Provided data:
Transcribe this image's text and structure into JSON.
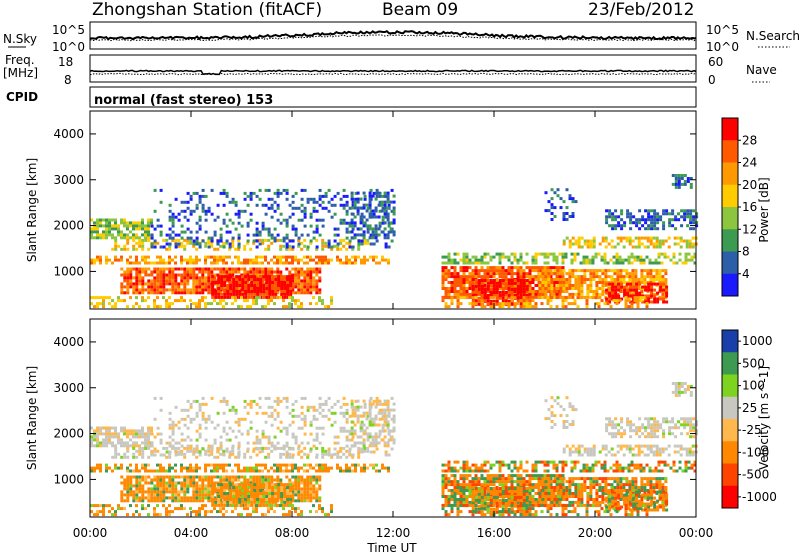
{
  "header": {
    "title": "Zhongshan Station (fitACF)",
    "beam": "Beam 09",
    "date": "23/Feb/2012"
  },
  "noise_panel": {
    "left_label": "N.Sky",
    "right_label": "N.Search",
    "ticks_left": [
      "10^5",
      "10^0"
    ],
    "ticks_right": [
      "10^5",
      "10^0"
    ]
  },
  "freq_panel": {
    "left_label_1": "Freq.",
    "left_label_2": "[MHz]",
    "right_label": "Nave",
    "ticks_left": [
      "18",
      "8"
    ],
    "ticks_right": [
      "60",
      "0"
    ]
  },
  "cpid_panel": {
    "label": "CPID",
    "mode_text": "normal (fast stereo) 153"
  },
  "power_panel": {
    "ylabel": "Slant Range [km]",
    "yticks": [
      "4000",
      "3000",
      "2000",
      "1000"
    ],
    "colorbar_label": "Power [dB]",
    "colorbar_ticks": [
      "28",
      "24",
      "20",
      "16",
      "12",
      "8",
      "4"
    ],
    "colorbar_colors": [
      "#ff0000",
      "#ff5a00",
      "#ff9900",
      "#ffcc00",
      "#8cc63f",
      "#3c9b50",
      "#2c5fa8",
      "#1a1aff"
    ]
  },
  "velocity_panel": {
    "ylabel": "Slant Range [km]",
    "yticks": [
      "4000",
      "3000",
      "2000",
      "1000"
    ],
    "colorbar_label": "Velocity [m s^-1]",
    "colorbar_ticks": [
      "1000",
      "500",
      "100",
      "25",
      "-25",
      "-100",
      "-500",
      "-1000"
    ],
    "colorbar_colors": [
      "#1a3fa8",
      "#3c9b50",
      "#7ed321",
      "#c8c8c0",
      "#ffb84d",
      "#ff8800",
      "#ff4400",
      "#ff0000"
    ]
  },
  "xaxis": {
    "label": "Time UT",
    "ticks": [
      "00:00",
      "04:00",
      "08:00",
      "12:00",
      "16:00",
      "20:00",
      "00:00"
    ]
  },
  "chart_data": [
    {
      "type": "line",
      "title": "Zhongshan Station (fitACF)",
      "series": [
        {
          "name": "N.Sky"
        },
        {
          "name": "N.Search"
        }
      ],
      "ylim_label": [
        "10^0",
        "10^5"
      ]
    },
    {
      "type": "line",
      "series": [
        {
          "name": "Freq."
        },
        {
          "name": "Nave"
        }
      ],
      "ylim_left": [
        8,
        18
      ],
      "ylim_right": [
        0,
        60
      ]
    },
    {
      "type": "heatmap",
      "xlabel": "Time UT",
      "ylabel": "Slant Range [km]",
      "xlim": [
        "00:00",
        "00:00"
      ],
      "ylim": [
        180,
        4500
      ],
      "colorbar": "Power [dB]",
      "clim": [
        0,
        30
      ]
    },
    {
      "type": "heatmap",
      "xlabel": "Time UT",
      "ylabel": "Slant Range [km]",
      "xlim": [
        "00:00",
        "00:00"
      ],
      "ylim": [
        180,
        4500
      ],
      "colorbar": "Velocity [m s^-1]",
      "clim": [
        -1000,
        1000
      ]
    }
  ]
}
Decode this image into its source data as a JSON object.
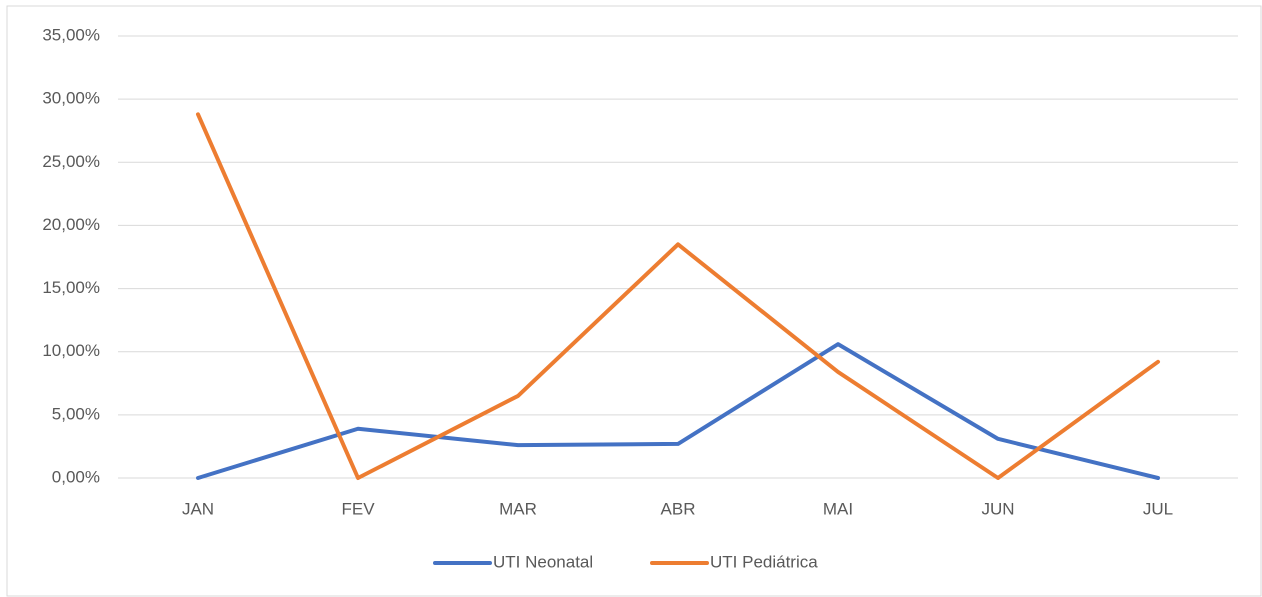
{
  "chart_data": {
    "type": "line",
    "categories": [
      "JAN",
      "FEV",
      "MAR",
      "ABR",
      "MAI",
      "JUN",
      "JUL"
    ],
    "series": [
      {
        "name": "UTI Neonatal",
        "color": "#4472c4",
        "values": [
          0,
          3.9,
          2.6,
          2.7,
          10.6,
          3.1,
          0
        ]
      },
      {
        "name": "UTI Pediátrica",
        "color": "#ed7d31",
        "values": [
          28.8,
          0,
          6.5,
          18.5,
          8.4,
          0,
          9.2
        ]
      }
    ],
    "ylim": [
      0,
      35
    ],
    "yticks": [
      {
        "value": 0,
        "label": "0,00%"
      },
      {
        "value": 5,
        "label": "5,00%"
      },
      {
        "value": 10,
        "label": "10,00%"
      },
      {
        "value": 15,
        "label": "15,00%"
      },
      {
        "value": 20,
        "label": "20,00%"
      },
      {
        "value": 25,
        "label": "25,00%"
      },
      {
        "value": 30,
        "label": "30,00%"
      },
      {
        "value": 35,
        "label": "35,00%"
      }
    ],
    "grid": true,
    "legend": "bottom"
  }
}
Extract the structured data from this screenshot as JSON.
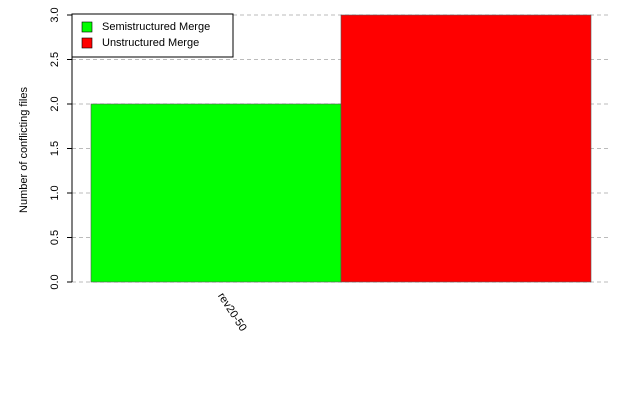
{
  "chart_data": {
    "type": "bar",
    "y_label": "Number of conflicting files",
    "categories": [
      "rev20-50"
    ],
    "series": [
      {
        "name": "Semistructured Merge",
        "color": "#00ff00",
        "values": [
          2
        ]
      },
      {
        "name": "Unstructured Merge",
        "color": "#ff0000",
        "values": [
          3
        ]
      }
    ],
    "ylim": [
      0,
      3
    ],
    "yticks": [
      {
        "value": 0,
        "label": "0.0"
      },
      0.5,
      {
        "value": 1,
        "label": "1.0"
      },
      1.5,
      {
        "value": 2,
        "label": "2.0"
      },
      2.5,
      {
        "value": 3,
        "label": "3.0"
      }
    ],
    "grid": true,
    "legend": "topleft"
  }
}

Instructions for the task: Pull every line containing "Station" out of the data above.

Output for this task:
    "title": "Zhongshan Station (fitACF)",
      "title": "Zhongshan Station (fitACF)",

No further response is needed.